◆ Written exercise ◆
Can you retype every record below exactly as written?
··· Provided records ···
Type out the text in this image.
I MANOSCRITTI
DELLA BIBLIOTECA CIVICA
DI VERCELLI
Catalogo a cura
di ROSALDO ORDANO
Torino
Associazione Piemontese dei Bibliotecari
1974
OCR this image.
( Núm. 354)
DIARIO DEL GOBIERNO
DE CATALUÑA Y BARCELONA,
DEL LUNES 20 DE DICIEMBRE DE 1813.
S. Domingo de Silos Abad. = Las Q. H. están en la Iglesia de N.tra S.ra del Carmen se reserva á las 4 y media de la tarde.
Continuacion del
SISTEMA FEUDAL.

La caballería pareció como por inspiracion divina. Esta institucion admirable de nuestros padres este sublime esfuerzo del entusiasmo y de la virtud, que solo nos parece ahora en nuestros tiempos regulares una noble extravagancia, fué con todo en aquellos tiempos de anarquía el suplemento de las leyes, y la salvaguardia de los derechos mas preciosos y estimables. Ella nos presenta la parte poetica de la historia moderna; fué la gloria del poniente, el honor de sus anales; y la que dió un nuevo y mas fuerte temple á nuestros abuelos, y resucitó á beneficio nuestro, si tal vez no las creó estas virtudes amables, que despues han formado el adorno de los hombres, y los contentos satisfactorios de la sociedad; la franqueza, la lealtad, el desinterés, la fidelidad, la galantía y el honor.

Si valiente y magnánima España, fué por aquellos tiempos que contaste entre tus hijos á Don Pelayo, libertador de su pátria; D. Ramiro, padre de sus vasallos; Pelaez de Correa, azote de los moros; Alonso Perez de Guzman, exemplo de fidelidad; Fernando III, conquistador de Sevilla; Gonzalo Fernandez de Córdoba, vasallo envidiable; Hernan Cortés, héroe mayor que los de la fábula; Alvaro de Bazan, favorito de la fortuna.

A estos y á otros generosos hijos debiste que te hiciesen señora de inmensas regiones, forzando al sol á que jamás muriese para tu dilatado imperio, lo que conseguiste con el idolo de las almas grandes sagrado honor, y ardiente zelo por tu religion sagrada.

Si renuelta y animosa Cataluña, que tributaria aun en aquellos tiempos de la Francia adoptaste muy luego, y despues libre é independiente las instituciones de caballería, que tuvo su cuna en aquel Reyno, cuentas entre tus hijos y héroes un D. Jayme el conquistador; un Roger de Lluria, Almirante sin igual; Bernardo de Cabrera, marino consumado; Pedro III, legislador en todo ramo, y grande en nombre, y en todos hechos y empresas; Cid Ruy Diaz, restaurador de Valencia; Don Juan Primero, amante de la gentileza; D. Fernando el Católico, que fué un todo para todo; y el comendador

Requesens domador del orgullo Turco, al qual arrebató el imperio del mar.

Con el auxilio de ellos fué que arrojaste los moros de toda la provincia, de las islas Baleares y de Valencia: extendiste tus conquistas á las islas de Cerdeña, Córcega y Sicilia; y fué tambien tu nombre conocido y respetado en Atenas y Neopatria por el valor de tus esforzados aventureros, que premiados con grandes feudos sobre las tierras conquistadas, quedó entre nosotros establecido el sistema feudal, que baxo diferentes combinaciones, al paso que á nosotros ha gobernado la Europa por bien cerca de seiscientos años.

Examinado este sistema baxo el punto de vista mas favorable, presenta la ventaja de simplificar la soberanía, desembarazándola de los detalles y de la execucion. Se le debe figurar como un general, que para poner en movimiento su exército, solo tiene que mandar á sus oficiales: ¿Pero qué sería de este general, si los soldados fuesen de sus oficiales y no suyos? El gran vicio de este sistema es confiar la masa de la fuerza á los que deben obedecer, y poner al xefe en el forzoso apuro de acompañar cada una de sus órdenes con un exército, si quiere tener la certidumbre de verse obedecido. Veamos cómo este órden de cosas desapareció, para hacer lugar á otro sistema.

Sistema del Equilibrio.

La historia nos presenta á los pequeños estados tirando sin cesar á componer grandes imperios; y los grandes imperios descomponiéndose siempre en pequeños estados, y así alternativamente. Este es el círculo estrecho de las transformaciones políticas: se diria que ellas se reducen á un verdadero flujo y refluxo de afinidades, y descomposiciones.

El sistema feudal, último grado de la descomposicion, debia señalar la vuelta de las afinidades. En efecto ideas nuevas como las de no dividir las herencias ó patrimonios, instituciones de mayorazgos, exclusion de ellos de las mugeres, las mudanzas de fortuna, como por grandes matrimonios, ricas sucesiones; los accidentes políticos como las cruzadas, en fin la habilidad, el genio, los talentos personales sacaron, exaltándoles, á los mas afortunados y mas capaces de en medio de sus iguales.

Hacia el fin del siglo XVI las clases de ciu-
···
◆ Output ◆
Type out the text in this image.
I MANOSCRITTI
DELLA BIBLIOTECA CIVICA
DI VERCELLI
Catalogo a cura
di ROSALDO ORDANO
Torino
Associazione Piemontese dei Bibliotecari
1974
OCR this image.
( Núm. 354)
DIARIO DEL GOBIERNO
DE CATALUÑA Y BARCELONA,
DEL LUNES 20 DE DICIEMBRE DE 1813.
S. Domingo de Silos Abad. = Las Q. H. están en la Iglesia de N.tra S.ra del Carmen se reserva á las 4 y media de la tarde.
Continuacion del
SISTEMA FEUDAL.

La caballería pareció como por inspiracion divina. Esta institucion admirable de nuestros padres este sublime esfuerzo del entusiasmo y de la virtud, que solo nos parece ahora en nuestros tiempos regulares una noble extravagancia, fué con todo en aquellos tiempos de anarquía el suplemento de las leyes, y la salvaguardia de los derechos mas preciosos y estimables. Ella nos presenta la parte poetica de la historia moderna; fué la gloria del poniente, el honor de sus anales; y la que dió un nuevo y mas fuerte temple á nuestros abuelos, y resucitó á beneficio nuestro, si tal vez no las creó estas virtudes amables, que despues han formado el adorno de los hombres, y los contentos satisfactorios de la sociedad; la franqueza, la lealtad, el desinterés, la fidelidad, la galantía y el honor.

Si valiente y magnánima España, fué por aquellos tiempos que contaste entre tus hijos á Don Pelayo, libertador de su pátria; D. Ramiro, padre de sus vasallos; Pelaez de Correa, azote de los moros; Alonso Perez de Guzman, exemplo de fidelidad; Fernando III, conquistador de Sevilla; Gonzalo Fernandez de Córdoba, vasallo envidiable; Hernan Cortés, héroe mayor que los de la fábula; Alvaro de Bazan, favorito de la fortuna.

A estos y á otros generosos hijos debiste que te hiciesen señora de inmensas regiones, forzando al sol á que jamás muriese para tu dilatado imperio, lo que conseguiste con el idolo de las almas grandes sagrado honor, y ardiente zelo por tu religion sagrada.

Si renuelta y animosa Cataluña, que tributaria aun en aquellos tiempos de la Francia adoptaste muy luego, y despues libre é independiente las instituciones de caballería, que tuvo su cuna en aquel Reyno, cuentas entre tus hijos y héroes un D. Jayme el conquistador; un Roger de Lluria, Almirante sin igual; Bernardo de Cabrera, marino consumado; Pedro III, legislador en todo ramo, y grande en nombre, y en todos hechos y empresas; Cid Ruy Diaz, restaurador de Valencia; Don Juan Primero, amante de la gentileza; D. Fernando el Católico, que fué un todo para todo; y el comendador

Requesens domador del orgullo Turco, al qual arrebató el imperio del mar.

Con el auxilio de ellos fué que arrojaste los moros de toda la provincia, de las islas Baleares y de Valencia: extendiste tus conquistas á las islas de Cerdeña, Córcega y Sicilia; y fué tambien tu nombre conocido y respetado en Atenas y Neopatria por el valor de tus esforzados aventureros, que premiados con grandes feudos sobre las tierras conquistadas, quedó entre nosotros establecido el sistema feudal, que baxo diferentes combinaciones, al paso que á nosotros ha gobernado la Europa por bien cerca de seiscientos años.

Examinado este sistema baxo el punto de vista mas favorable, presenta la ventaja de simplificar la soberanía, desembarazándola de los detalles y de la execucion. Se le debe figurar como un general, que para poner en movimiento su exército, solo tiene que mandar á sus oficiales: ¿Pero qué sería de este general, si los soldados fuesen de sus oficiales y no suyos? El gran vicio de este sistema es confiar la masa de la fuerza á los que deben obedecer, y poner al xefe en el forzoso apuro de acompañar cada una de sus órdenes con un exército, si quiere tener la certidumbre de verse obedecido. Veamos cómo este órden de cosas desapareció, para hacer lugar á otro sistema.

Sistema del Equilibrio.

La historia nos presenta á los pequeños estados tirando sin cesar á componer grandes imperios; y los grandes imperios descomponiéndose siempre en pequeños estados, y así alternativamente. Este es el círculo estrecho de las transformaciones políticas: se diria que ellas se reducen á un verdadero flujo y refluxo de afinidades, y descomposiciones.

El sistema feudal, último grado de la descomposicion, debia señalar la vuelta de las afinidades. En efecto ideas nuevas como las de no dividir las herencias ó patrimonios, instituciones de mayorazgos, exclusion de ellos de las mugeres, las mudanzas de fortuna, como por grandes matrimonios, ricas sucesiones; los accidentes políticos como las cruzadas, en fin la habilidad, el genio, los talentos personales sacaron, exaltándoles, á los mas afortunados y mas capaces de en medio de sus iguales.

Hacia el fin del siglo XVI las clases de ciu-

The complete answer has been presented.